===== DOCUMENT =====

Report

[Cambodia] Making dance in response to contemporary realities
A work exchange between choreographers from Cambodia, Indonesia, and Thailand
By Toni Shapiro-Phim

Eko Supriyanto, from Indonesia, Sophiline Cheam Shapiro, from Cambodia, and Pichet Klunchun, from Thailand, came together for four days in December of 2010 to re-connect, and to learn from and about each other's approaches to creativity with the support of the Goethe Institute. The programme was hosted by Khmer Arts, based in Kandal Province, about half an hour from Phnom Penh, Cambodia's capital city. (Sophiline is Artistic Director of Khmer Arts.)
Each of these choreographers has trained in a Southeast Asian classical dance tradition, the refined aesthetics of which are linked to royalty and spirituality, and infused with elements of Indian/Hindu heritage. Each of the artists spent time studying dance at the University of California, Los Angeles – and each met at least one of the others there. All are acknowledged internationally as pioneering, innovative choreographers and stunning performers.

Eko Supriyanto was born into a family of artists on the island of Java. His grandfather, a highly accomplished dancer and martial artist, required that all the boys in his family study Javanese classical (court) dance on Saturdays, and pencat silat (an Indonesian martial art) on Sundays. Eko began his training in both traditions at age six. He took an instant dislike to the study of dance, and has ended up devoting his life to it.

When Sophiline Cheam Shapiro was four or five years old, her brother-in-law used to take her to the Conservatory of Arts in Phnom Penh, where he was a professional dancer. The memories of those visits – walking through the doors into a kind of magical space with people practicing a range of traditional arts – remained with her. After surviving the horrific Khmer Rouge regime, which came to power when she was almost eight, she enrolled in Cambodia’s School of Fine Arts.

Perhaps it was divine intervention that brought Pichet Klunchun to study dance, or brought the art of dance to him. As he tells the story, “It could only have been the spirits.” Born in the countryside to a family with no connections to court or the classical arts, by the time he reached high school Pichet had his sights set on a future in science. But, at the age of sixteen, he met the man who would become his “master,” and Pichet’s intimate relationship to khon (Thai classical masked dance) began.

===== SOURCE DATA =====

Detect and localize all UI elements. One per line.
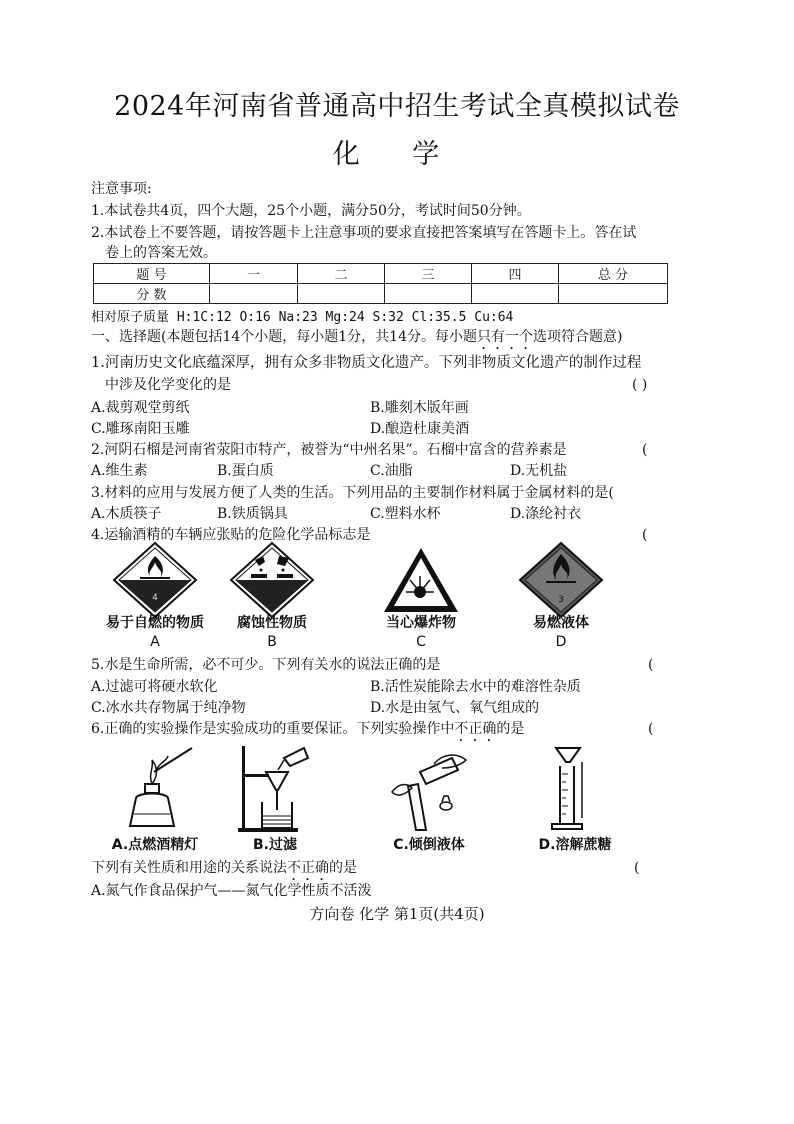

=====

▸ TO DO:
(1) In the report on the Cambodian dance exchange, shorten the paragraph beginning "Eko Supriyanto was born into a family of artists" while keeping its main facts.
(2) Carry the report on the Cambodian dance exchange forward from its last paragraph.

▸ RESPONSES BY TASK:
(1) Eko Supriyanto comes from a family of artists on Java. His grandfather, an accomplished dancer and martial artist, made all the family's boys study Javanese classical court dance on Saturdays and pencat silat on Sundays. Eko started both at age six and disliked dance at first, yet he has devoted his life to it.

(2)
Exploring differences and similarities


Through presentations about the trajectory of their choreographic work, technique classes, and intense discussions, which often spilled over into mealtimes, about innovation and connecting with cultural legacies and traditions, the artists explored the remarkable similarities and vast differences between them. As part of this exchange programme, Eko and Pichet each travelled to Cambodia with two dancers from their respective companies. The members of Sophiline’s Khmer Arts Ensemble were already in residence, and participated throughout. On the final day, each group performed two short pieces – one from the traditional repertoire and one new work – in a public concert at the Khmer Arts Theatre.

This exchange of perspectives on the concepts, histories, techniques and the critique of individual dances was particularly illuminating and opened a window onto respective their creative processes. While each acknowledges respect for and pride in the classical dance within which he or she has been steeped for decades, each also makes work in response to contemporary realities, whether of a personal, national or universal/human nature, in unique ways.

“I’m not worried about the future of court dance back home.” (EkoSupriyanto)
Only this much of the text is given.